Problem> In the lines below, how many hold the word "shown"? Answer only with the number.

Material provided>
►

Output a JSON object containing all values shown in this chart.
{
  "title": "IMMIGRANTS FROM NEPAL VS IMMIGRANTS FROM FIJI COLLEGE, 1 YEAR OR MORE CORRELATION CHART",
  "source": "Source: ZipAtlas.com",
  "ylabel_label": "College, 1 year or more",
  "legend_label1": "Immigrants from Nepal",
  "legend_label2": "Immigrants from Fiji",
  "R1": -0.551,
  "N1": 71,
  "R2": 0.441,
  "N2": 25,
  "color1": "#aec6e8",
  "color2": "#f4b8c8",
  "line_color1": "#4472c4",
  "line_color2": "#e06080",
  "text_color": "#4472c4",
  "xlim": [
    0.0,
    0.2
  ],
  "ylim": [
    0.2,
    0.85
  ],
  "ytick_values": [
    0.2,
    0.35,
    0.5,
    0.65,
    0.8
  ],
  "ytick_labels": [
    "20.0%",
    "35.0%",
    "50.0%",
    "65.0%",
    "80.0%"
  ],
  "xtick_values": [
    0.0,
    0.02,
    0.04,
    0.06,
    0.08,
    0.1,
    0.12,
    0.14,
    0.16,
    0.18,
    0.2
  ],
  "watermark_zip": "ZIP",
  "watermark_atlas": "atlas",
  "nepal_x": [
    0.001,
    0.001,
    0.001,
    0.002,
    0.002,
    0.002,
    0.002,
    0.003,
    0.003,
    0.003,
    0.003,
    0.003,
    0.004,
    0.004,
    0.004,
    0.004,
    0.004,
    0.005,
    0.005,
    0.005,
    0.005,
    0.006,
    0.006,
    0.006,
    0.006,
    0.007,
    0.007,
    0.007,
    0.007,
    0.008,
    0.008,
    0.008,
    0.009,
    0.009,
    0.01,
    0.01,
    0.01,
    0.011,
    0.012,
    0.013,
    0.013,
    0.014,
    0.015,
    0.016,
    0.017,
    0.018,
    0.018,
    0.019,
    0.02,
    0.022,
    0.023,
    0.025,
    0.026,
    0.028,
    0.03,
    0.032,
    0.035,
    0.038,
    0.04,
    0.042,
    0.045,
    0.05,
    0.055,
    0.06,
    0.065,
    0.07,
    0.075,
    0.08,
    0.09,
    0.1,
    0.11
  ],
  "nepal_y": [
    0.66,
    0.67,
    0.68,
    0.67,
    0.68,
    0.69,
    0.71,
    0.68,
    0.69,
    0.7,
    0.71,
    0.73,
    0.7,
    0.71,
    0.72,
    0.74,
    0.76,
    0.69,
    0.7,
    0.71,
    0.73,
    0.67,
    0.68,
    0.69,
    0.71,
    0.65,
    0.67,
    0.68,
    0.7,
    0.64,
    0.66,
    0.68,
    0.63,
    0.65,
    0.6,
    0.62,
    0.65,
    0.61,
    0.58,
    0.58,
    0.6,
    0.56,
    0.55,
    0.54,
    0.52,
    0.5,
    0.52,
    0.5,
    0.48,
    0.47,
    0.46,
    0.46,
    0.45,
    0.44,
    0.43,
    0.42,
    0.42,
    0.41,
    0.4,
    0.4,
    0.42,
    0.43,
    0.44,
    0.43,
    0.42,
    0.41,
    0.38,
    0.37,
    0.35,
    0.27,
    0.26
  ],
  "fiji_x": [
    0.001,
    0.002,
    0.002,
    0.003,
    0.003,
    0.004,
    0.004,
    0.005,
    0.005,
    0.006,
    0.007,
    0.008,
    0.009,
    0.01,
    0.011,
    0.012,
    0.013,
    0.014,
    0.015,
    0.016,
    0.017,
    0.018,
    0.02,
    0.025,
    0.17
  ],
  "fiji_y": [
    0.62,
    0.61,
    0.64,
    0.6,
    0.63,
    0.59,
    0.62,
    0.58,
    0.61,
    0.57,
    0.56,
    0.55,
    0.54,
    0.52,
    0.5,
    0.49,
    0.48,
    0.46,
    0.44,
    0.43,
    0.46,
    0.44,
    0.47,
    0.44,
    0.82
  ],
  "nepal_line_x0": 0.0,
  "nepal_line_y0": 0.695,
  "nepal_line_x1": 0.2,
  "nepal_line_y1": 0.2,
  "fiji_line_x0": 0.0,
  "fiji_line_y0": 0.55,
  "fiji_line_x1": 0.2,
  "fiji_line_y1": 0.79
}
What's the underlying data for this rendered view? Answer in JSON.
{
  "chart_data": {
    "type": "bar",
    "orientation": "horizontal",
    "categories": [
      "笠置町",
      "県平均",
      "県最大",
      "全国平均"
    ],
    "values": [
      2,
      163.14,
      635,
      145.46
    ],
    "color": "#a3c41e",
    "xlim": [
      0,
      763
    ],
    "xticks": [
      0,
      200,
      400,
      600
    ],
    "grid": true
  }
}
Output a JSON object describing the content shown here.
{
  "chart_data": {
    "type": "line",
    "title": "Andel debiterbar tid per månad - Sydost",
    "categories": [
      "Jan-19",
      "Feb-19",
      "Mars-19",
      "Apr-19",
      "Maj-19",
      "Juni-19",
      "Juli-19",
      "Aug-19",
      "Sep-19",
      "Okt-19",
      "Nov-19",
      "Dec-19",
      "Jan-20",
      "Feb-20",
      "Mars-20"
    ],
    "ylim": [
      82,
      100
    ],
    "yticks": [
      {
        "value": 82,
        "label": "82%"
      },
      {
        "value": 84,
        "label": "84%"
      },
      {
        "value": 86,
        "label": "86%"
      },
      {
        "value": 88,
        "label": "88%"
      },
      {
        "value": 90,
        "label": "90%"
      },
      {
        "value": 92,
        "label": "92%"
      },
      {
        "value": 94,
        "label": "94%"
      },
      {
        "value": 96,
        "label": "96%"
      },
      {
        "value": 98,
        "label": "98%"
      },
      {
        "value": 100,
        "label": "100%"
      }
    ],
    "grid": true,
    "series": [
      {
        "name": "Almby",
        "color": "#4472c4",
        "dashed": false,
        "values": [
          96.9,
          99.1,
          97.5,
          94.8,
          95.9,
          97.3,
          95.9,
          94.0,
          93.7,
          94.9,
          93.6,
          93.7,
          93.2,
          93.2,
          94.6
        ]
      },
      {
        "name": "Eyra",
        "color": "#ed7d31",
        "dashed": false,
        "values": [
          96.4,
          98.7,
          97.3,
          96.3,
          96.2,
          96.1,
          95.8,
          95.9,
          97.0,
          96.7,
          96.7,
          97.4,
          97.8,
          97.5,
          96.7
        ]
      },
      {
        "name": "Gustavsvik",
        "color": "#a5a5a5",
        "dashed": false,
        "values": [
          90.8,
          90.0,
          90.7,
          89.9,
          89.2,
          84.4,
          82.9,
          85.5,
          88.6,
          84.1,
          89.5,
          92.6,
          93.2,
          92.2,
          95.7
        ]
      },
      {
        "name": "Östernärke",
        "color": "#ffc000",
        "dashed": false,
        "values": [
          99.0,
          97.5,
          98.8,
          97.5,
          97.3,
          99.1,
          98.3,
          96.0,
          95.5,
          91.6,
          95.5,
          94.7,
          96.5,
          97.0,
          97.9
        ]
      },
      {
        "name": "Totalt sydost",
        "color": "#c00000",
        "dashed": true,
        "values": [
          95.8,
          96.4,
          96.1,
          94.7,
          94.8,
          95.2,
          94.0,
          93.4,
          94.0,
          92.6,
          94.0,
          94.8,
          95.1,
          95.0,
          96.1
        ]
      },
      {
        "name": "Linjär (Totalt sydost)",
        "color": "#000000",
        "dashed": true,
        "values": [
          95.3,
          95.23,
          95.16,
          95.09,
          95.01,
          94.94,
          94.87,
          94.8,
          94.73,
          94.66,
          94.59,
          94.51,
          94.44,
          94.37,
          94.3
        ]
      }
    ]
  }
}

◄

The solution> 2